**Task goal:**
Every record here needs to be written out again exactly.

============

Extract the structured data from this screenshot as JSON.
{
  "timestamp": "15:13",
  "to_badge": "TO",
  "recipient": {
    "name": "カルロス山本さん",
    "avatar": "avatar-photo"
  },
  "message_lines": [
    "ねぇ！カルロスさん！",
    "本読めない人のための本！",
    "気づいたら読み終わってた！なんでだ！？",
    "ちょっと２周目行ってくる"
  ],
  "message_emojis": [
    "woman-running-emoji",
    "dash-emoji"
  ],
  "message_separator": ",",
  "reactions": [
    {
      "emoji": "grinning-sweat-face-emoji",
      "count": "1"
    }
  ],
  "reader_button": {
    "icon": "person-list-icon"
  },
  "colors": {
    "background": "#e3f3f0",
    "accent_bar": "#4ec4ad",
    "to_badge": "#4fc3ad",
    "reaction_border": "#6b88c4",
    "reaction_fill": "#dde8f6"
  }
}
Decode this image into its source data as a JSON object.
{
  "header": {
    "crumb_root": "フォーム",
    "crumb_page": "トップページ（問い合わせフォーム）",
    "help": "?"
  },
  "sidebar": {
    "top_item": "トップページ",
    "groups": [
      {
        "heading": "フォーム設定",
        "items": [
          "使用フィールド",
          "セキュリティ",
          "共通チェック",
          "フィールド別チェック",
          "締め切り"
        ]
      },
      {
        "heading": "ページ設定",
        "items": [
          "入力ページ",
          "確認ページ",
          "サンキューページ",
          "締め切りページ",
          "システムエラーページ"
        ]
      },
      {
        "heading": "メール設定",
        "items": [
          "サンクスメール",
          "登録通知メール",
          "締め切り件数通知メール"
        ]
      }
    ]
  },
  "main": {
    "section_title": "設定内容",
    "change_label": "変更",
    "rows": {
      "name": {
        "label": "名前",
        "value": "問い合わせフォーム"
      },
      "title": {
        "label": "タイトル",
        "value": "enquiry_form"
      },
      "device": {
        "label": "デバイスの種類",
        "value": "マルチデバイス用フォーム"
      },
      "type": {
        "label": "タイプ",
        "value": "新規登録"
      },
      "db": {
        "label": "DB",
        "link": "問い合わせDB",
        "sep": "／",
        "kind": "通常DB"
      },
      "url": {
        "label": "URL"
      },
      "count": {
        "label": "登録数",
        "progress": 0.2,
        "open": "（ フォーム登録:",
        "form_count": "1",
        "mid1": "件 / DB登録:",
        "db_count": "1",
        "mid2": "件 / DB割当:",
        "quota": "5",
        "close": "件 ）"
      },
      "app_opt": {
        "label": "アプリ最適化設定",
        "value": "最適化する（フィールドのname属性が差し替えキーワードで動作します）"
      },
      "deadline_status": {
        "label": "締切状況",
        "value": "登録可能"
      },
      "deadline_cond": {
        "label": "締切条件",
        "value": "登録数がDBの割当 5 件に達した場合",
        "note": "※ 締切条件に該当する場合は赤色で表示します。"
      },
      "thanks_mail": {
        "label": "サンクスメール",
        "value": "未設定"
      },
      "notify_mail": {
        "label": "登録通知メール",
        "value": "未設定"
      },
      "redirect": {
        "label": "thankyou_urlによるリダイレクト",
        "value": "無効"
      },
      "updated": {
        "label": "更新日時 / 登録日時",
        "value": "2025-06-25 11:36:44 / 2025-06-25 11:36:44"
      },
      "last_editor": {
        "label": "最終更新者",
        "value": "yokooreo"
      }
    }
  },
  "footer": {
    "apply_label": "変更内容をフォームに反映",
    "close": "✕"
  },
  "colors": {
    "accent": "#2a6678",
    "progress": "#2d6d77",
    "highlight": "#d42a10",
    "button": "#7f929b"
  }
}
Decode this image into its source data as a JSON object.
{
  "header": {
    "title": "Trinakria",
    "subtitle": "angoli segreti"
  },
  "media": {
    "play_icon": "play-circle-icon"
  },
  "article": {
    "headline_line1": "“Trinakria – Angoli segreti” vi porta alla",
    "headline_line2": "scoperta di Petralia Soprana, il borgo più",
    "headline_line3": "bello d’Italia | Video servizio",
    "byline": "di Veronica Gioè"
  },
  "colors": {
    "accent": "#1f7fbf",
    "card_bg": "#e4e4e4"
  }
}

============

**Result of this exercise:**
Extract the structured data from this screenshot as JSON.
{
  "timestamp": "15:13",
  "to_badge": "TO",
  "recipient": {
    "name": "カルロス山本さん",
    "avatar": "avatar-photo"
  },
  "message_lines": [
    "ねぇ！カルロスさん！",
    "本読めない人のための本！",
    "気づいたら読み終わってた！なんでだ！？",
    "ちょっと２周目行ってくる"
  ],
  "message_emojis": [
    "woman-running-emoji",
    "dash-emoji"
  ],
  "message_separator": ",",
  "reactions": [
    {
      "emoji": "grinning-sweat-face-emoji",
      "count": "1"
    }
  ],
  "reader_button": {
    "icon": "person-list-icon"
  },
  "colors": {
    "background": "#e3f3f0",
    "accent_bar": "#4ec4ad",
    "to_badge": "#4fc3ad",
    "reaction_border": "#6b88c4",
    "reaction_fill": "#dde8f6"
  }
}
Decode this image into its source data as a JSON object.
{
  "header": {
    "crumb_root": "フォーム",
    "crumb_page": "トップページ（問い合わせフォーム）",
    "help": "?"
  },
  "sidebar": {
    "top_item": "トップページ",
    "groups": [
      {
        "heading": "フォーム設定",
        "items": [
          "使用フィールド",
          "セキュリティ",
          "共通チェック",
          "フィールド別チェック",
          "締め切り"
        ]
      },
      {
        "heading": "ページ設定",
        "items": [
          "入力ページ",
          "確認ページ",
          "サンキューページ",
          "締め切りページ",
          "システムエラーページ"
        ]
      },
      {
        "heading": "メール設定",
        "items": [
          "サンクスメール",
          "登録通知メール",
          "締め切り件数通知メール"
        ]
      }
    ]
  },
  "main": {
    "section_title": "設定内容",
    "change_label": "変更",
    "rows": {
      "name": {
        "label": "名前",
        "value": "問い合わせフォーム"
      },
      "title": {
        "label": "タイトル",
        "value": "enquiry_form"
      },
      "device": {
        "label": "デバイスの種類",
        "value": "マルチデバイス用フォーム"
      },
      "type": {
        "label": "タイプ",
        "value": "新規登録"
      },
      "db": {
        "label": "DB",
        "link": "問い合わせDB",
        "sep": "／",
        "kind": "通常DB"
      },
      "url": {
        "label": "URL"
      },
      "count": {
        "label": "登録数",
        "progress": 0.2,
        "open": "（ フォーム登録:",
        "form_count": "1",
        "mid1": "件 / DB登録:",
        "db_count": "1",
        "mid2": "件 / DB割当:",
        "quota": "5",
        "close": "件 ）"
      },
      "app_opt": {
        "label": "アプリ最適化設定",
        "value": "最適化する（フィールドのname属性が差し替えキーワードで動作します）"
      },
      "deadline_status": {
        "label": "締切状況",
        "value": "登録可能"
      },
      "deadline_cond": {
        "label": "締切条件",
        "value": "登録数がDBの割当 5 件に達した場合",
        "note": "※ 締切条件に該当する場合は赤色で表示します。"
      },
      "thanks_mail": {
        "label": "サンクスメール",
        "value": "未設定"
      },
      "notify_mail": {
        "label": "登録通知メール",
        "value": "未設定"
      },
      "redirect": {
        "label": "thankyou_urlによるリダイレクト",
        "value": "無効"
      },
      "updated": {
        "label": "更新日時 / 登録日時",
        "value": "2025-06-25 11:36:44 / 2025-06-25 11:36:44"
      },
      "last_editor": {
        "label": "最終更新者",
        "value": "yokooreo"
      }
    }
  },
  "footer": {
    "apply_label": "変更内容をフォームに反映",
    "close": "✕"
  },
  "colors": {
    "accent": "#2a6678",
    "progress": "#2d6d77",
    "highlight": "#d42a10",
    "button": "#7f929b"
  }
}
Decode this image into its source data as a JSON object.
{
  "header": {
    "title": "Trinakria",
    "subtitle": "angoli segreti"
  },
  "media": {
    "play_icon": "play-circle-icon"
  },
  "article": {
    "headline_line1": "“Trinakria – Angoli segreti” vi porta alla",
    "headline_line2": "scoperta di Petralia Soprana, il borgo più",
    "headline_line3": "bello d’Italia | Video servizio",
    "byline": "di Veronica Gioè"
  },
  "colors": {
    "accent": "#1f7fbf",
    "card_bg": "#e4e4e4"
  }
}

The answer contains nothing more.